* **Objective**
Without the pictures, output the records below word for word.

* Begin Data entries *

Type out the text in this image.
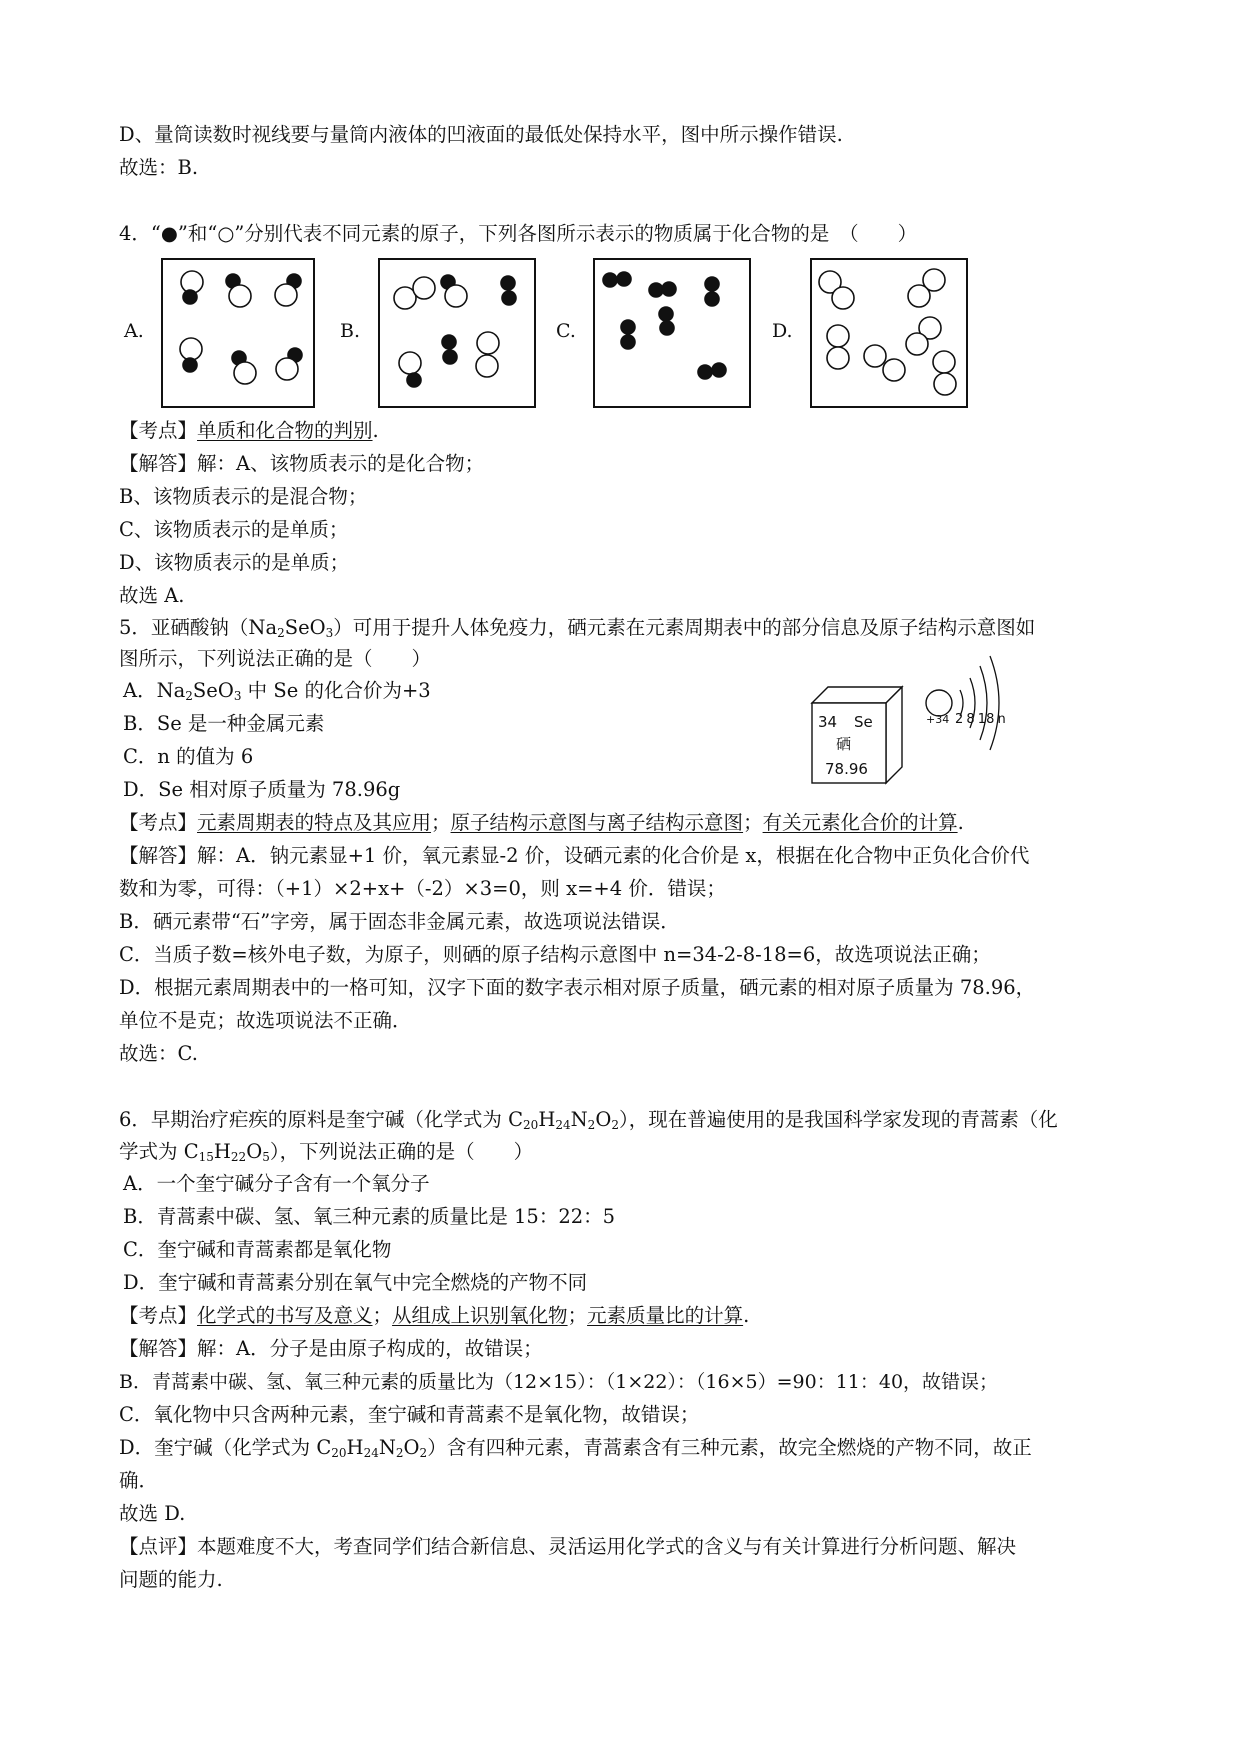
D、量筒读数时视线要与量筒内液体的凹液面的最低处保持水平，图中所示操作错误.
故选：B.
4．“●”和“○”分别代表不同元素的原子，下列各图所示表示的物质属于化合物的是　（　　）
A.	B.	C.	D.
【考点】单质和化合物的判别.
【解答】解：A、该物质表示的是化合物；
B、该物质表示的是混合物；
C、该物质表示的是单质；
D、该物质表示的是单质；
故选 A.
5．亚硒酸钠$(Na_2SeO_3)$可用于提升人体免疫力，硒元素在元素周期表中的部分信息及原子结构示意图如
图所示，下列说法正确的是（　　）
A．$Na_2SeO_3$ 中 Se 的化合价为+3
B．Se 是一种金属元素
C．n 的值为 6
D．Se 相对原子质量为 78.96g
34 Se
硒
78.96
+34 2 8 18 n
【考点】元素周期表的特点及其应用；原子结构示意图与离子结构示意图；有关元素化合价的计算.
【解答】解：A．钠元素显+1 价，氧元素显-2 价，设硒元素的化合价是 x，根据在化合物中正负化合价代
数和为零，可得：（+1）×2+x+（-2）×3=0，则 x=+4 价．错误；
B．硒元素带“石”字旁，属于固态非金属元素，故选项说法错误．
C．当质子数=核外电子数，为原子，则硒的原子结构示意图中 n=34-2-8-18=6，故选项说法正确；
D．根据元素周期表中的一格可知，汉字下面的数字表示相对原子质量，硒元素的相对原子质量为 78.96，
单位不是克；故选项说法不正确．
故选：C.
6．早期治疗疟疾的原料是奎宁碱（化学式为 $C_{20}H_{24}N_2O_2$），现在普遍使用的是我国科学家发现的青蒿素（化
学式为 $C_{15}H_{22}O_5$），下列说法正确的是（　　）
A．一个奎宁碱分子含有一个氧分子
B．青蒿素中碳、氢、氧三种元素的质量比是 15：22：5
C．奎宁碱和青蒿素都是氧化物
D．奎宁碱和青蒿素分别在氧气中完全燃烧的产物不同
【考点】化学式的书写及意义；从组成上识别氧化物；元素质量比的计算.
【解答】解：A．分子是由原子构成的，故错误；
B．青蒿素中碳、氢、氧三种元素的质量比为（12×15）：（1×22）：（16×5）=90：11：40，故错误；
C．氧化物中只含两种元素，奎宁碱和青蒿素不是氧化物，故错误；
D．奎宁碱（化学式为 $C_{20}H_{24}N_2O_2$）含有四种元素，青蒿素含有三种元素，故完全燃烧的产物不同，故正
确．
故选 D.
【点评】本题难度不大，考查同学们结合新信息、灵活运用化学式的含义与有关计算进行分析问题、解决
问题的能力.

* End Data entries *

* **Completed task**
Type out the text in this image.
D、量筒读数时视线要与量筒内液体的凹液面的最低处保持水平，图中所示操作错误.
故选：B.
4．“●”和“○”分别代表不同元素的原子，下列各图所示表示的物质属于化合物的是　（　　）
A.	B.	C.	D.
【考点】单质和化合物的判别.
【解答】解：A、该物质表示的是化合物；
B、该物质表示的是混合物；
C、该物质表示的是单质；
D、该物质表示的是单质；
故选 A.
5．亚硒酸钠$(Na_2SeO_3)$可用于提升人体免疫力，硒元素在元素周期表中的部分信息及原子结构示意图如
图所示，下列说法正确的是（　　）
A．$Na_2SeO_3$ 中 Se 的化合价为+3
B．Se 是一种金属元素
C．n 的值为 6
D．Se 相对原子质量为 78.96g
34 Se
硒
78.96
+34 2 8 18 n
【考点】元素周期表的特点及其应用；原子结构示意图与离子结构示意图；有关元素化合价的计算.
【解答】解：A．钠元素显+1 价，氧元素显-2 价，设硒元素的化合价是 x，根据在化合物中正负化合价代
数和为零，可得：（+1）×2+x+（-2）×3=0，则 x=+4 价．错误；
B．硒元素带“石”字旁，属于固态非金属元素，故选项说法错误．
C．当质子数=核外电子数，为原子，则硒的原子结构示意图中 n=34-2-8-18=6，故选项说法正确；
D．根据元素周期表中的一格可知，汉字下面的数字表示相对原子质量，硒元素的相对原子质量为 78.96，
单位不是克；故选项说法不正确．
故选：C.
6．早期治疗疟疾的原料是奎宁碱（化学式为 $C_{20}H_{24}N_2O_2$），现在普遍使用的是我国科学家发现的青蒿素（化
学式为 $C_{15}H_{22}O_5$），下列说法正确的是（　　）
A．一个奎宁碱分子含有一个氧分子
B．青蒿素中碳、氢、氧三种元素的质量比是 15：22：5
C．奎宁碱和青蒿素都是氧化物
D．奎宁碱和青蒿素分别在氧气中完全燃烧的产物不同
【考点】化学式的书写及意义；从组成上识别氧化物；元素质量比的计算.
【解答】解：A．分子是由原子构成的，故错误；
B．青蒿素中碳、氢、氧三种元素的质量比为（12×15）：（1×22）：（16×5）=90：11：40，故错误；
C．氧化物中只含两种元素，奎宁碱和青蒿素不是氧化物，故错误；
D．奎宁碱（化学式为 $C_{20}H_{24}N_2O_2$）含有四种元素，青蒿素含有三种元素，故完全燃烧的产物不同，故正
确．
故选 D.
【点评】本题难度不大，考查同学们结合新信息、灵活运用化学式的含义与有关计算进行分析问题、解决
问题的能力.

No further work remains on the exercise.